→ Exercise brief
Look through the material and copy each line holding "mdic".

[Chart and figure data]
[Begin]

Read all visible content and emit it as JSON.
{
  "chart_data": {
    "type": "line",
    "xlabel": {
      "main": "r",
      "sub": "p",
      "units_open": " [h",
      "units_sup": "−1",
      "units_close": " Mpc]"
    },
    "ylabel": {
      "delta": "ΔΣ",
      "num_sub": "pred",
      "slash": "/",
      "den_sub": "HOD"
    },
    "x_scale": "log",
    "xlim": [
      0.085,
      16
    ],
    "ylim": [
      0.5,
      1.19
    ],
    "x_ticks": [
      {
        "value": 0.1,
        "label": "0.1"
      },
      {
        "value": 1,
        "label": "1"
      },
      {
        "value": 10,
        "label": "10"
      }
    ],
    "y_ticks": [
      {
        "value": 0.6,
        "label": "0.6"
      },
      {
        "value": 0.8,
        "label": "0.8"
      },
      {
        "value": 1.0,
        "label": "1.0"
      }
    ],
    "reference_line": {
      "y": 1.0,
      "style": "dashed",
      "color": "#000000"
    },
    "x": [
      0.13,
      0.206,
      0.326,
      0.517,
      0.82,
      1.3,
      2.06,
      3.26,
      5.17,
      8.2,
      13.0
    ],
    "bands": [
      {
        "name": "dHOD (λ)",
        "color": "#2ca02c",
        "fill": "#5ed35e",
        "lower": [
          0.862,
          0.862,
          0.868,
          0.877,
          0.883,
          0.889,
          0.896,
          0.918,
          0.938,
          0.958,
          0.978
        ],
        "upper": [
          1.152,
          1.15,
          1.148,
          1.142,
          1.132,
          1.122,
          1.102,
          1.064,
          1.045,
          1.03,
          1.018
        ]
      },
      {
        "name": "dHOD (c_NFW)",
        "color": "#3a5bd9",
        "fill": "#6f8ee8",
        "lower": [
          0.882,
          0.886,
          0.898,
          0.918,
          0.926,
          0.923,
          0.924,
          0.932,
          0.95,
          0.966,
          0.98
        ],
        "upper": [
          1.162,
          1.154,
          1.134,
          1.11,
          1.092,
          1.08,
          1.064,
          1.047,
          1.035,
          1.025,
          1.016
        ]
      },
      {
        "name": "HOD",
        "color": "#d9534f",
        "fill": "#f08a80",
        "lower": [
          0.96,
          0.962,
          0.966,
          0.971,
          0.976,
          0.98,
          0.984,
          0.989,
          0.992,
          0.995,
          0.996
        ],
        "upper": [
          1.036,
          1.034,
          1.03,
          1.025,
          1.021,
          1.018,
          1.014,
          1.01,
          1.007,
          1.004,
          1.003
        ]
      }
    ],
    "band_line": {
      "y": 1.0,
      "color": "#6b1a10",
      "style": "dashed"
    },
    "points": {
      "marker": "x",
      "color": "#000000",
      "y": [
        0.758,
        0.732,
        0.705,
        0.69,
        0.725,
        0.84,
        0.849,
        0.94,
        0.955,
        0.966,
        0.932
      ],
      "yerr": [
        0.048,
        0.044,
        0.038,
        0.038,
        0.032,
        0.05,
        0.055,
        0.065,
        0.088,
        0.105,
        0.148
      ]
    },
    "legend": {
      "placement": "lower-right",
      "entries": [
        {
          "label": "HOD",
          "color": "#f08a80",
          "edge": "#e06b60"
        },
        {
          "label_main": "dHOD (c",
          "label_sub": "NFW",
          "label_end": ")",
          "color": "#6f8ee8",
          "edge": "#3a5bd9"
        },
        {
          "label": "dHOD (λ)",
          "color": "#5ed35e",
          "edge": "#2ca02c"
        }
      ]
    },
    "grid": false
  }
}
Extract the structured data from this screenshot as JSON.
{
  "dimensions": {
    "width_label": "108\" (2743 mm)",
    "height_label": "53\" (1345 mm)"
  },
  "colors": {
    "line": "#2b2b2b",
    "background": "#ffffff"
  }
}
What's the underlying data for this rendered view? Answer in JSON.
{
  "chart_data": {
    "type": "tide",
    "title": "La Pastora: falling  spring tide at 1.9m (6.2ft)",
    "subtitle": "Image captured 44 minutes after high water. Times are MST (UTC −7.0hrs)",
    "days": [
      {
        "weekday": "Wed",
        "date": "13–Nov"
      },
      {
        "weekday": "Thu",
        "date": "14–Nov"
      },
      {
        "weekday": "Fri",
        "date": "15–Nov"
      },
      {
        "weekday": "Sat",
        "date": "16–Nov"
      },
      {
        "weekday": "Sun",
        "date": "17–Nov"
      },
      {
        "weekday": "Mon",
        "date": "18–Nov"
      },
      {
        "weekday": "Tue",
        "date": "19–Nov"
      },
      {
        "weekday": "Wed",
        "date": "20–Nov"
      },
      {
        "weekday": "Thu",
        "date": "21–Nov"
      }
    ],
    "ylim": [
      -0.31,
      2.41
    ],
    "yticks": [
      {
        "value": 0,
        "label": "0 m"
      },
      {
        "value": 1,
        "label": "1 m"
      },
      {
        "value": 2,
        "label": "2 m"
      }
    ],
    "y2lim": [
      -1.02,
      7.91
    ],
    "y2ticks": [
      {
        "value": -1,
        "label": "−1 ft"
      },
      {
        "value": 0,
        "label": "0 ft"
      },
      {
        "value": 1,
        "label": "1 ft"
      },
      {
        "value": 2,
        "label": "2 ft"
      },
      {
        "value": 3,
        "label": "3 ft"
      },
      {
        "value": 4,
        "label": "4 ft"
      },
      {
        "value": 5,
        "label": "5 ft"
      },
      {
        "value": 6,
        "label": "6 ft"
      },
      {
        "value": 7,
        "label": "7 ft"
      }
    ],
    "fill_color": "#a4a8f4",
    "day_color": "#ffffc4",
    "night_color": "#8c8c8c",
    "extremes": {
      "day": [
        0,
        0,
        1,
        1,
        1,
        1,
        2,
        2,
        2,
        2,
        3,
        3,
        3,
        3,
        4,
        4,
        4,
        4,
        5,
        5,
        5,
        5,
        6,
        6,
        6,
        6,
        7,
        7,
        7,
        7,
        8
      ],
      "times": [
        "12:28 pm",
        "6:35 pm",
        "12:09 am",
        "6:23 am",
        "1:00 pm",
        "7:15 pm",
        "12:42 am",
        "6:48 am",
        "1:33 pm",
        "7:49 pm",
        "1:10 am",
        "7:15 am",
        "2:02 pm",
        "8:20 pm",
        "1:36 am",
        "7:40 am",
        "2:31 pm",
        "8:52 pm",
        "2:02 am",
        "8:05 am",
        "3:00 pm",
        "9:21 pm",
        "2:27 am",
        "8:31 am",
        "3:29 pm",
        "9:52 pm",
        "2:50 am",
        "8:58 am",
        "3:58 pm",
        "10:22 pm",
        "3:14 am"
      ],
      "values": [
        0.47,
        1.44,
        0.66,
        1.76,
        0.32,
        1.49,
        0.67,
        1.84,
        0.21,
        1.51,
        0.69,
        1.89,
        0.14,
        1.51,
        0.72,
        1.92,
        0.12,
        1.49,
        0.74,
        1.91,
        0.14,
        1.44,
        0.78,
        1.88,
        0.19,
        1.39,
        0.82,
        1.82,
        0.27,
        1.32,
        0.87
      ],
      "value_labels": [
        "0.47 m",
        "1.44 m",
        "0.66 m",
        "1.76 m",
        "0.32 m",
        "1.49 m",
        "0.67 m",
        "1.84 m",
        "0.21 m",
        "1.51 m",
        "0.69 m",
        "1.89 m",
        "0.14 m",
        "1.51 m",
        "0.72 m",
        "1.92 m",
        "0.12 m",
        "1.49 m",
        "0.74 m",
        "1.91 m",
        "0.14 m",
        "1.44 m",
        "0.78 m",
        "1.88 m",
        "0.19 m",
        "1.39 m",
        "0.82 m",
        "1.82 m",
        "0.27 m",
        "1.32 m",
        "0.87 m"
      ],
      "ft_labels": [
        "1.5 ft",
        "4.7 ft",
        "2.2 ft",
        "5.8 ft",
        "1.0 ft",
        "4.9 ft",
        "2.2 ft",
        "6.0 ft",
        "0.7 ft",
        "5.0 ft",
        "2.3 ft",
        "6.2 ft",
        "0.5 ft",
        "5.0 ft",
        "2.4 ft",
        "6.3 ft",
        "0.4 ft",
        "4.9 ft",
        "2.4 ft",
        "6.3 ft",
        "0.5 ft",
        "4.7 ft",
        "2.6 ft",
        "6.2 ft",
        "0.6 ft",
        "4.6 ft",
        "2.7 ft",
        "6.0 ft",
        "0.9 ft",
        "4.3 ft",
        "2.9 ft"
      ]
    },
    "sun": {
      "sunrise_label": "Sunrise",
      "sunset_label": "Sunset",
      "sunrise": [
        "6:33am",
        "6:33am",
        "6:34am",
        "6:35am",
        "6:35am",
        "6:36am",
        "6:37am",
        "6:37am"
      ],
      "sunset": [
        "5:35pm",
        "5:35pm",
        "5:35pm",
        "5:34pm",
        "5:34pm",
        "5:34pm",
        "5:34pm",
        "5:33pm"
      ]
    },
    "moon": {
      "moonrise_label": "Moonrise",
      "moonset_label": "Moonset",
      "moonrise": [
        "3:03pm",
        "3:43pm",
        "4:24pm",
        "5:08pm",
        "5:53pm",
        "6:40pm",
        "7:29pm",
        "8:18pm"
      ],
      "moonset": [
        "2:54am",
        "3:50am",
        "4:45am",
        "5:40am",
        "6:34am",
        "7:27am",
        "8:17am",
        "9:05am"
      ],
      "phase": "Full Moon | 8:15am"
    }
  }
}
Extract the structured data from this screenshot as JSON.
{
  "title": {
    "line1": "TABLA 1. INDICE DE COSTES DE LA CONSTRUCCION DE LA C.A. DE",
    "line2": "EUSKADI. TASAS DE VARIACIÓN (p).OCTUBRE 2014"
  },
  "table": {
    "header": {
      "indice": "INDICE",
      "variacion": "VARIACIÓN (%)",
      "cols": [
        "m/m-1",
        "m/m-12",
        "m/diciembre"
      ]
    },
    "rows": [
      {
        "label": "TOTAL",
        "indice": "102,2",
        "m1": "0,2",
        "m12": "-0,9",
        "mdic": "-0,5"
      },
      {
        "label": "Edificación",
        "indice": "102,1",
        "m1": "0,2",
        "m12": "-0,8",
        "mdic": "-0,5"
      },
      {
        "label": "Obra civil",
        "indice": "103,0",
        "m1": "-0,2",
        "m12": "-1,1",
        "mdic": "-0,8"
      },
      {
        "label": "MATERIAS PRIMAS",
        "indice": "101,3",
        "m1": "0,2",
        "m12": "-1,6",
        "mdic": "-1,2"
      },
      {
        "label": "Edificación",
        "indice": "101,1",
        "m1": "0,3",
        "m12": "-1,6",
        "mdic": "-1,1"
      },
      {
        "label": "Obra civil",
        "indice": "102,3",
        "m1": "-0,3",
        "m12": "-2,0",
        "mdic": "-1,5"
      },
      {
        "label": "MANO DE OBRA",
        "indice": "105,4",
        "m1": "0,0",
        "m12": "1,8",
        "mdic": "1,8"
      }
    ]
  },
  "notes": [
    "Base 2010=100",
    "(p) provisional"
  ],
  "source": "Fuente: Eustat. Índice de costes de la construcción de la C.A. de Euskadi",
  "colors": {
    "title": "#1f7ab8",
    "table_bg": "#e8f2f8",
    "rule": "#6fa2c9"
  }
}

[End]

→ Answer below
        "mdic": "-0,5"
        "mdic": "-0,5"
        "mdic": "-0,8"
        "mdic": "-1,2"
        "mdic": "-1,1"
        "mdic": "-1,5"
        "mdic": "1,8"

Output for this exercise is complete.